The records should be written out in full, with nothing altered.

___ RECORDS PROVIDED ___

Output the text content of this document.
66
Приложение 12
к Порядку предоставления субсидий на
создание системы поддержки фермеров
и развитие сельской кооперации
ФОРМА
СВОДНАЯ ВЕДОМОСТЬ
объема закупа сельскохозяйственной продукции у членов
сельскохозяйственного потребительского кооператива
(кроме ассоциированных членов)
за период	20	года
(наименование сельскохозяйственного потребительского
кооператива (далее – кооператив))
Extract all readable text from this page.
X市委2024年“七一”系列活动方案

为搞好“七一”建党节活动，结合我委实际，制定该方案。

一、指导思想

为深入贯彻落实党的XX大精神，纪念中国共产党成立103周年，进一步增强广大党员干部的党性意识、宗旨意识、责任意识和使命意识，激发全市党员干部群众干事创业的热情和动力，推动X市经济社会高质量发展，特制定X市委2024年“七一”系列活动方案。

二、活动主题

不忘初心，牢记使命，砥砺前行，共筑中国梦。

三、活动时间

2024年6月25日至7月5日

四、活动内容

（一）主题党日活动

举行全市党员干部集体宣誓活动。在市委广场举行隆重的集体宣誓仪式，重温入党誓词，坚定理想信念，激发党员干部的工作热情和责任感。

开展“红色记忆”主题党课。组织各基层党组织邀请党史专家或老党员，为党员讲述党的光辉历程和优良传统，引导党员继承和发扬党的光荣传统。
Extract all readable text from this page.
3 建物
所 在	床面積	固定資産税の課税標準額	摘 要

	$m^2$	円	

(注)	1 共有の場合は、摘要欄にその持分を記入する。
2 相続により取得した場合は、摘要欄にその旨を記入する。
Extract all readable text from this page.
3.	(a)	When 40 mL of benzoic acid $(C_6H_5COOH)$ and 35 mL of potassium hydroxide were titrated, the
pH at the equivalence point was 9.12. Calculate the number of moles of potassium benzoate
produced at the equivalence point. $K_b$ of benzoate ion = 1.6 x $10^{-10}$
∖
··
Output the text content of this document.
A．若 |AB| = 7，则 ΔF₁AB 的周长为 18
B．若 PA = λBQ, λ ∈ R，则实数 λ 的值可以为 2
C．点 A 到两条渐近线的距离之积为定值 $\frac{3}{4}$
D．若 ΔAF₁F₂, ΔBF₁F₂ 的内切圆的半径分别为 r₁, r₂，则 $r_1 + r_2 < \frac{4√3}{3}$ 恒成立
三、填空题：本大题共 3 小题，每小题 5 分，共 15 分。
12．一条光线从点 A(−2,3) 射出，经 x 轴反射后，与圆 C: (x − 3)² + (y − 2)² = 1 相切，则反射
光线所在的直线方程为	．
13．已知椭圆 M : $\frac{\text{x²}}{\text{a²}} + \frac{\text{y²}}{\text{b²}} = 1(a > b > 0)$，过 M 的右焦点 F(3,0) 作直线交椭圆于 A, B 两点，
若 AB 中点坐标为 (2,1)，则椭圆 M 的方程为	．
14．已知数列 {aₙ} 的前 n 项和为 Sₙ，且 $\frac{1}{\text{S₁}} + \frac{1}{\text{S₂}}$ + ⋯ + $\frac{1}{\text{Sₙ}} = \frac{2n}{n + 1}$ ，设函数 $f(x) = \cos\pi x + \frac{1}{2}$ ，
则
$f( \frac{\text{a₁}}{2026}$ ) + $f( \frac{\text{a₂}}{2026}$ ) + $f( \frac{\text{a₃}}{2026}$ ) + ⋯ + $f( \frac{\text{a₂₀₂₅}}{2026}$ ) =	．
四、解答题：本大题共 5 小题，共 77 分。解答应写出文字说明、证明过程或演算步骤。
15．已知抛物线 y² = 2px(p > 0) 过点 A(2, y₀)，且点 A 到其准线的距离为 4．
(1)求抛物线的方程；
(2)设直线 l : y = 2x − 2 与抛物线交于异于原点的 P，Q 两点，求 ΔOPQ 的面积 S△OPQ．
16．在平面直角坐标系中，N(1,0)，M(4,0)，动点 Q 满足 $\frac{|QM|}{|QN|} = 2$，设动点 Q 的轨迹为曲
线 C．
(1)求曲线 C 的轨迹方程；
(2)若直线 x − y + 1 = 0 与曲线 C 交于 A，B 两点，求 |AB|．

___

*ANSWER TO THIS EXERCISE*:
Output the text content of this document.
66
Приложение 12
к Порядку предоставления субсидий на
создание системы поддержки фермеров
и развитие сельской кооперации
ФОРМА
СВОДНАЯ ВЕДОМОСТЬ
объема закупа сельскохозяйственной продукции у членов
сельскохозяйственного потребительского кооператива
(кроме ассоциированных членов)
за период	20	года
(наименование сельскохозяйственного потребительского
кооператива (далее – кооператив))
Extract all readable text from this page.
X市委2024年“七一”系列活动方案

为搞好“七一”建党节活动，结合我委实际，制定该方案。

一、指导思想

为深入贯彻落实党的XX大精神，纪念中国共产党成立103周年，进一步增强广大党员干部的党性意识、宗旨意识、责任意识和使命意识，激发全市党员干部群众干事创业的热情和动力，推动X市经济社会高质量发展，特制定X市委2024年“七一”系列活动方案。

二、活动主题

不忘初心，牢记使命，砥砺前行，共筑中国梦。

三、活动时间

2024年6月25日至7月5日

四、活动内容

（一）主题党日活动

举行全市党员干部集体宣誓活动。在市委广场举行隆重的集体宣誓仪式，重温入党誓词，坚定理想信念，激发党员干部的工作热情和责任感。

开展“红色记忆”主题党课。组织各基层党组织邀请党史专家或老党员，为党员讲述党的光辉历程和优良传统，引导党员继承和发扬党的光荣传统。
Extract all readable text from this page.
3 建物
所 在	床面積	固定資産税の課税標準額	摘 要

	$m^2$	円	

(注)	1 共有の場合は、摘要欄にその持分を記入する。
2 相続により取得した場合は、摘要欄にその旨を記入する。
Extract all readable text from this page.
3.	(a)	When 40 mL of benzoic acid $(C_6H_5COOH)$ and 35 mL of potassium hydroxide were titrated, the
pH at the equivalence point was 9.12. Calculate the number of moles of potassium benzoate
produced at the equivalence point. $K_b$ of benzoate ion = 1.6 x $10^{-10}$
∖
··
Output the text content of this document.
A．若 |AB| = 7，则 ΔF₁AB 的周长为 18
B．若 PA = λBQ, λ ∈ R，则实数 λ 的值可以为 2
C．点 A 到两条渐近线的距离之积为定值 $\frac{3}{4}$
D．若 ΔAF₁F₂, ΔBF₁F₂ 的内切圆的半径分别为 r₁, r₂，则 $r_1 + r_2 < \frac{4√3}{3}$ 恒成立
三、填空题：本大题共 3 小题，每小题 5 分，共 15 分。
12．一条光线从点 A(−2,3) 射出，经 x 轴反射后，与圆 C: (x − 3)² + (y − 2)² = 1 相切，则反射
光线所在的直线方程为	．
13．已知椭圆 M : $\frac{\text{x²}}{\text{a²}} + \frac{\text{y²}}{\text{b²}} = 1(a > b > 0)$，过 M 的右焦点 F(3,0) 作直线交椭圆于 A, B 两点，
若 AB 中点坐标为 (2,1)，则椭圆 M 的方程为	．
14．已知数列 {aₙ} 的前 n 项和为 Sₙ，且 $\frac{1}{\text{S₁}} + \frac{1}{\text{S₂}}$ + ⋯ + $\frac{1}{\text{Sₙ}} = \frac{2n}{n + 1}$ ，设函数 $f(x) = \cos\pi x + \frac{1}{2}$ ，
则
$f( \frac{\text{a₁}}{2026}$ ) + $f( \frac{\text{a₂}}{2026}$ ) + $f( \frac{\text{a₃}}{2026}$ ) + ⋯ + $f( \frac{\text{a₂₀₂₅}}{2026}$ ) =	．
四、解答题：本大题共 5 小题，共 77 分。解答应写出文字说明、证明过程或演算步骤。
15．已知抛物线 y² = 2px(p > 0) 过点 A(2, y₀)，且点 A 到其准线的距离为 4．
(1)求抛物线的方程；
(2)设直线 l : y = 2x − 2 与抛物线交于异于原点的 P，Q 两点，求 ΔOPQ 的面积 S△OPQ．
16．在平面直角坐标系中，N(1,0)，M(4,0)，动点 Q 满足 $\frac{|QM|}{|QN|} = 2$，设动点 Q 的轨迹为曲
线 C．
(1)求曲线 C 的轨迹方程；
(2)若直线 x − y + 1 = 0 与曲线 C 交于 A，B 两点，求 |AB|．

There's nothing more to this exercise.